# MATERIAL start
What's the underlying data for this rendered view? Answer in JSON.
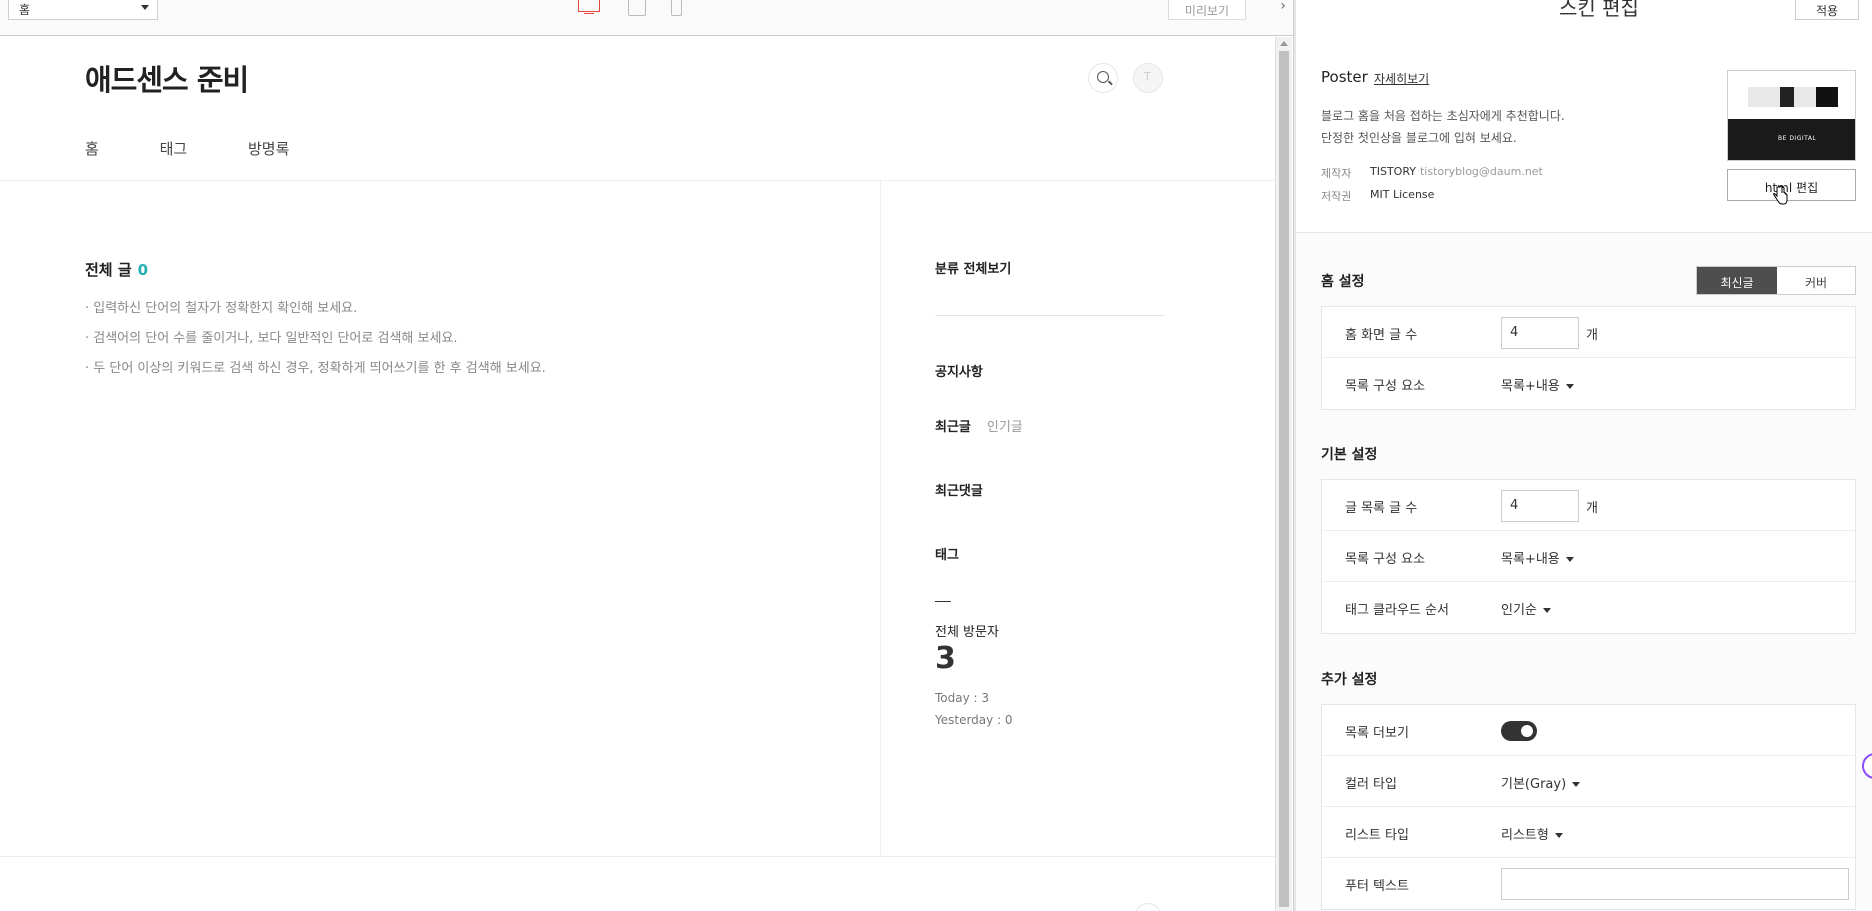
{
  "toolbar": {
    "page_select_value": "홈",
    "preview_label": "미리보기",
    "panel_toggle": "›"
  },
  "blog": {
    "title": "애드센스 준비",
    "nav": [
      "홈",
      "태그",
      "방명록"
    ],
    "all_posts_label": "전체 글",
    "all_posts_count": "0",
    "hints": [
      "입력하신 단어의 철자가 정확한지 확인해 보세요.",
      "검색어의 단어 수를 줄이거나, 보다 일반적인 단어로 검색해 보세요.",
      "두 단어 이상의 키워드로 검색 하신 경우, 정확하게 띄어쓰기를 한 후 검색해 보세요."
    ],
    "sidebar": {
      "category_all": "분류 전체보기",
      "notice": "공지사항",
      "recent": "최근글",
      "popular": "인기글",
      "recent_comments": "최근댓글",
      "tags": "태그",
      "visitors_label": "전체 방문자",
      "visitors_total": "3",
      "today": "Today : 3",
      "yesterday": "Yesterday : 0"
    }
  },
  "panel": {
    "title": "스킨 편집",
    "apply_label": "적용",
    "skin": {
      "name": "Poster",
      "more_link": "자세히보기",
      "desc_line1": "블로그 홈을 처음 접하는 초심자에게 추천합니다.",
      "desc_line2": "단정한 첫인상을 블로그에 입혀 보세요.",
      "author_label": "제작자",
      "author_name": "TISTORY",
      "author_email": "tistoryblog@daum.net",
      "license_label": "저작권",
      "license_value": "MIT License",
      "thumb_text": "BE DIGITAL",
      "html_edit_label": "html 편집"
    },
    "home_settings": {
      "title": "홈 설정",
      "seg_active": "최신글",
      "seg_other": "커버",
      "rows": [
        {
          "label": "홈 화면 글 수",
          "value": "4",
          "unit": "개"
        },
        {
          "label": "목록 구성 요소",
          "value": "목록+내용"
        }
      ]
    },
    "basic_settings": {
      "title": "기본 설정",
      "rows": [
        {
          "label": "글 목록 글 수",
          "value": "4",
          "unit": "개"
        },
        {
          "label": "목록 구성 요소",
          "value": "목록+내용"
        },
        {
          "label": "태그 클라우드 순서",
          "value": "인기순"
        }
      ]
    },
    "extra_settings": {
      "title": "추가 설정",
      "rows": [
        {
          "label": "목록 더보기",
          "toggle": "on"
        },
        {
          "label": "컬러 타입",
          "value": "기본(Gray)"
        },
        {
          "label": "리스트 타입",
          "value": "리스트형"
        },
        {
          "label": "푸터 텍스트",
          "value": ""
        }
      ]
    }
  },
  "colors": {
    "accent_teal": "#26b0b6",
    "active_device": "#e6463a",
    "segment_active": "#4e4e4e"
  }
}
# MATERIAL end
REQUEST: Reproduce all the records verbatim, excluding images.

WORKED ANSWER:
What's the underlying data for this rendered view? Answer in JSON.
{
  "toolbar": {
    "page_select_value": "홈",
    "preview_label": "미리보기",
    "panel_toggle": "›"
  },
  "blog": {
    "title": "애드센스 준비",
    "nav": [
      "홈",
      "태그",
      "방명록"
    ],
    "all_posts_label": "전체 글",
    "all_posts_count": "0",
    "hints": [
      "입력하신 단어의 철자가 정확한지 확인해 보세요.",
      "검색어의 단어 수를 줄이거나, 보다 일반적인 단어로 검색해 보세요.",
      "두 단어 이상의 키워드로 검색 하신 경우, 정확하게 띄어쓰기를 한 후 검색해 보세요."
    ],
    "sidebar": {
      "category_all": "분류 전체보기",
      "notice": "공지사항",
      "recent": "최근글",
      "popular": "인기글",
      "recent_comments": "최근댓글",
      "tags": "태그",
      "visitors_label": "전체 방문자",
      "visitors_total": "3",
      "today": "Today : 3",
      "yesterday": "Yesterday : 0"
    }
  },
  "panel": {
    "title": "스킨 편집",
    "apply_label": "적용",
    "skin": {
      "name": "Poster",
      "more_link": "자세히보기",
      "desc_line1": "블로그 홈을 처음 접하는 초심자에게 추천합니다.",
      "desc_line2": "단정한 첫인상을 블로그에 입혀 보세요.",
      "author_label": "제작자",
      "author_name": "TISTORY",
      "author_email": "tistoryblog@daum.net",
      "license_label": "저작권",
      "license_value": "MIT License",
      "thumb_text": "BE DIGITAL",
      "html_edit_label": "html 편집"
    },
    "home_settings": {
      "title": "홈 설정",
      "seg_active": "최신글",
      "seg_other": "커버",
      "rows": [
        {
          "label": "홈 화면 글 수",
          "value": "4",
          "unit": "개"
        },
        {
          "label": "목록 구성 요소",
          "value": "목록+내용"
        }
      ]
    },
    "basic_settings": {
      "title": "기본 설정",
      "rows": [
        {
          "label": "글 목록 글 수",
          "value": "4",
          "unit": "개"
        },
        {
          "label": "목록 구성 요소",
          "value": "목록+내용"
        },
        {
          "label": "태그 클라우드 순서",
          "value": "인기순"
        }
      ]
    },
    "extra_settings": {
      "title": "추가 설정",
      "rows": [
        {
          "label": "목록 더보기",
          "toggle": "on"
        },
        {
          "label": "컬러 타입",
          "value": "기본(Gray)"
        },
        {
          "label": "리스트 타입",
          "value": "리스트형"
        },
        {
          "label": "푸터 텍스트",
          "value": ""
        }
      ]
    }
  },
  "colors": {
    "accent_teal": "#26b0b6",
    "active_device": "#e6463a",
    "segment_active": "#4e4e4e"
  }
}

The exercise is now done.